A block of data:
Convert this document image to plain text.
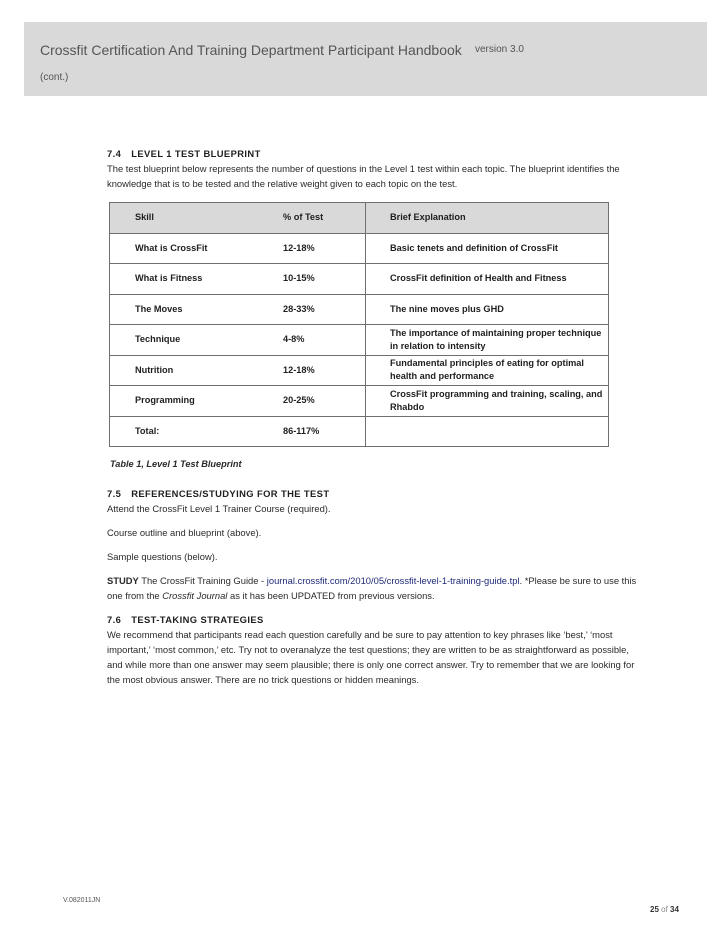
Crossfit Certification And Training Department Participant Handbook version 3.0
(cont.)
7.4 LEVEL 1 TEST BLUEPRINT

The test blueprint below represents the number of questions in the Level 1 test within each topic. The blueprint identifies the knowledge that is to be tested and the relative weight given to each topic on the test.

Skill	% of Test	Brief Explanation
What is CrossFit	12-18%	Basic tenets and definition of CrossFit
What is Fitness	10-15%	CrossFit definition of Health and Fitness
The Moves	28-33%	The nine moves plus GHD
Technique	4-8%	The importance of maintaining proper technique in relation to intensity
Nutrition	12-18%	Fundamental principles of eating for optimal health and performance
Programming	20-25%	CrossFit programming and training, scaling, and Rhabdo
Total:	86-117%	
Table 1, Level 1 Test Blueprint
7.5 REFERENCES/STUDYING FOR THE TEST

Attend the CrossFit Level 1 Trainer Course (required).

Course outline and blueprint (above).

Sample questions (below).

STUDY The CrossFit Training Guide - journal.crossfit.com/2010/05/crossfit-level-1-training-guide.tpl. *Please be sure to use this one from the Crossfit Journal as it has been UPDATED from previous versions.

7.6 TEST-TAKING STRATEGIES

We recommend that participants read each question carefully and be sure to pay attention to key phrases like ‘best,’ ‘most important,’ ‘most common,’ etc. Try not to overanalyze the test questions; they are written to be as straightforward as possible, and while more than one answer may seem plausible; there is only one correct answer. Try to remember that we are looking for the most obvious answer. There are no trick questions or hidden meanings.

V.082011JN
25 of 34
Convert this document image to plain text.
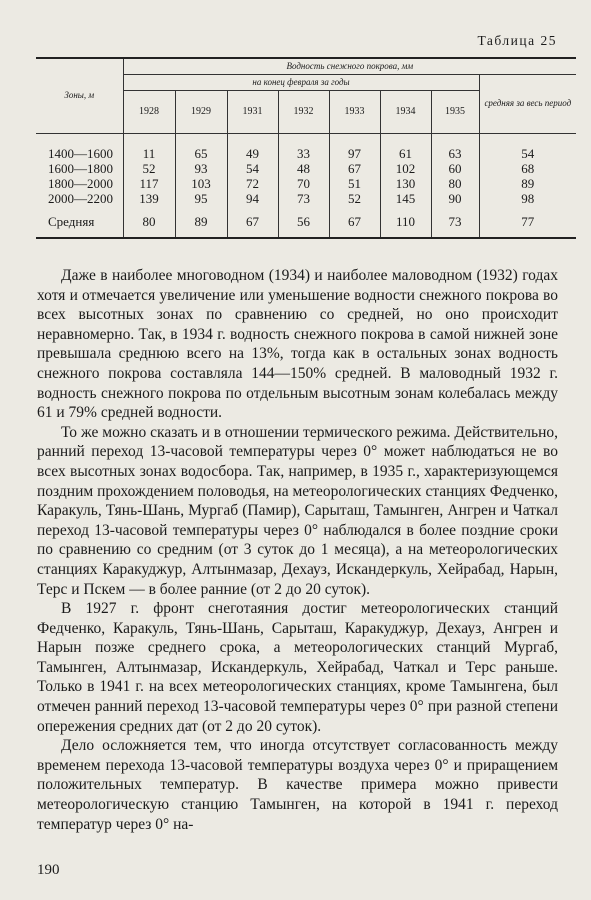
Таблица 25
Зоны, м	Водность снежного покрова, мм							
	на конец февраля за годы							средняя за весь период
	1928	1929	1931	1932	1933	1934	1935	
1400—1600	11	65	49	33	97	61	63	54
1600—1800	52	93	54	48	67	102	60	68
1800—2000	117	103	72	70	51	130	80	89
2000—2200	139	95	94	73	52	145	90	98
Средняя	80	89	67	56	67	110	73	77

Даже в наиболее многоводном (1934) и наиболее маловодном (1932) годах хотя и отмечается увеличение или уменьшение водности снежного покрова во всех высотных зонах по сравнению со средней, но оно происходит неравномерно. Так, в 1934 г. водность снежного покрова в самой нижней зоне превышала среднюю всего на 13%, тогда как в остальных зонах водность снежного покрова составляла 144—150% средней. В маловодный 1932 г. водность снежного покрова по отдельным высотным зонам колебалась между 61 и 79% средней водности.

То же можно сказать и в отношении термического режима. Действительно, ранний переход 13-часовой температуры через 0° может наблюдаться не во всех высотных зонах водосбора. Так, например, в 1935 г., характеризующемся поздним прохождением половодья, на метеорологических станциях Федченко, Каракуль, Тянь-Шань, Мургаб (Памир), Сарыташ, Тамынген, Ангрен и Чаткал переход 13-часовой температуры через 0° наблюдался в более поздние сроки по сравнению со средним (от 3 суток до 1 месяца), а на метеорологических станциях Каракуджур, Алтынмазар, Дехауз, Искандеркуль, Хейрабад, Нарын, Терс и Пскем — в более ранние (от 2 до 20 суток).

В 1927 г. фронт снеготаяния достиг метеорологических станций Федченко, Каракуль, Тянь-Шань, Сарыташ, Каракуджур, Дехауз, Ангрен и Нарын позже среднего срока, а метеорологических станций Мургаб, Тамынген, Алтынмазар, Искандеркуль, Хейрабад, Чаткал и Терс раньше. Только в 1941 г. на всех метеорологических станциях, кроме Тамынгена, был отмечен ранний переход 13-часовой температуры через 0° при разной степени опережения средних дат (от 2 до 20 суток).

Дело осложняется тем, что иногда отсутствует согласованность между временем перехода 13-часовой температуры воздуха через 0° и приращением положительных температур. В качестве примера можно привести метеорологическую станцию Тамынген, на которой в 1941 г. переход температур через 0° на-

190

### Stated task
Repeat each entry precisely as it appears. Leave the pictures out.

### Reply
Convert this document image to plain text.
Crossfit Certification And Training Department Participant Handbook version 3.0
(cont.)
7.4 LEVEL 1 TEST BLUEPRINT

The test blueprint below represents the number of questions in the Level 1 test within each topic. The blueprint identifies the knowledge that is to be tested and the relative weight given to each topic on the test.

Skill	% of Test	Brief Explanation
What is CrossFit	12-18%	Basic tenets and definition of CrossFit
What is Fitness	10-15%	CrossFit definition of Health and Fitness
The Moves	28-33%	The nine moves plus GHD
Technique	4-8%	The importance of maintaining proper technique in relation to intensity
Nutrition	12-18%	Fundamental principles of eating for optimal health and performance
Programming	20-25%	CrossFit programming and training, scaling, and Rhabdo
Total:	86-117%	
Table 1, Level 1 Test Blueprint
7.5 REFERENCES/STUDYING FOR THE TEST

Attend the CrossFit Level 1 Trainer Course (required).

Course outline and blueprint (above).

Sample questions (below).

STUDY The CrossFit Training Guide - journal.crossfit.com/2010/05/crossfit-level-1-training-guide.tpl. *Please be sure to use this one from the Crossfit Journal as it has been UPDATED from previous versions.

7.6 TEST-TAKING STRATEGIES

We recommend that participants read each question carefully and be sure to pay attention to key phrases like ‘best,’ ‘most important,’ ‘most common,’ etc. Try not to overanalyze the test questions; they are written to be as straightforward as possible, and while more than one answer may seem plausible; there is only one correct answer. Try to remember that we are looking for the most obvious answer. There are no trick questions or hidden meanings.

V.082011JN
25 of 34
Convert this document image to plain text.
Таблица 25
Зоны, м	Водность снежного покрова, мм							
	на конец февраля за годы							средняя за весь период
	1928	1929	1931	1932	1933	1934	1935	
1400—1600	11	65	49	33	97	61	63	54
1600—1800	52	93	54	48	67	102	60	68
1800—2000	117	103	72	70	51	130	80	89
2000—2200	139	95	94	73	52	145	90	98
Средняя	80	89	67	56	67	110	73	77

Даже в наиболее многоводном (1934) и наиболее маловодном (1932) годах хотя и отмечается увеличение или уменьшение водности снежного покрова во всех высотных зонах по сравнению со средней, но оно происходит неравномерно. Так, в 1934 г. водность снежного покрова в самой нижней зоне превышала среднюю всего на 13%, тогда как в остальных зонах водность снежного покрова составляла 144—150% средней. В маловодный 1932 г. водность снежного покрова по отдельным высотным зонам колебалась между 61 и 79% средней водности.

То же можно сказать и в отношении термического режима. Действительно, ранний переход 13-часовой температуры через 0° может наблюдаться не во всех высотных зонах водосбора. Так, например, в 1935 г., характеризующемся поздним прохождением половодья, на метеорологических станциях Федченко, Каракуль, Тянь-Шань, Мургаб (Памир), Сарыташ, Тамынген, Ангрен и Чаткал переход 13-часовой температуры через 0° наблюдался в более поздние сроки по сравнению со средним (от 3 суток до 1 месяца), а на метеорологических станциях Каракуджур, Алтынмазар, Дехауз, Искандеркуль, Хейрабад, Нарын, Терс и Пскем — в более ранние (от 2 до 20 суток).

В 1927 г. фронт снеготаяния достиг метеорологических станций Федченко, Каракуль, Тянь-Шань, Сарыташ, Каракуджур, Дехауз, Ангрен и Нарын позже среднего срока, а метеорологических станций Мургаб, Тамынген, Алтынмазар, Искандеркуль, Хейрабад, Чаткал и Терс раньше. Только в 1941 г. на всех метеорологических станциях, кроме Тамынгена, был отмечен ранний переход 13-часовой температуры через 0° при разной степени опережения средних дат (от 2 до 20 суток).

Дело осложняется тем, что иногда отсутствует согласованность между временем перехода 13-часовой температуры воздуха через 0° и приращением положительных температур. В качестве примера можно привести метеорологическую станцию Тамынген, на которой в 1941 г. переход температур через 0° на-

190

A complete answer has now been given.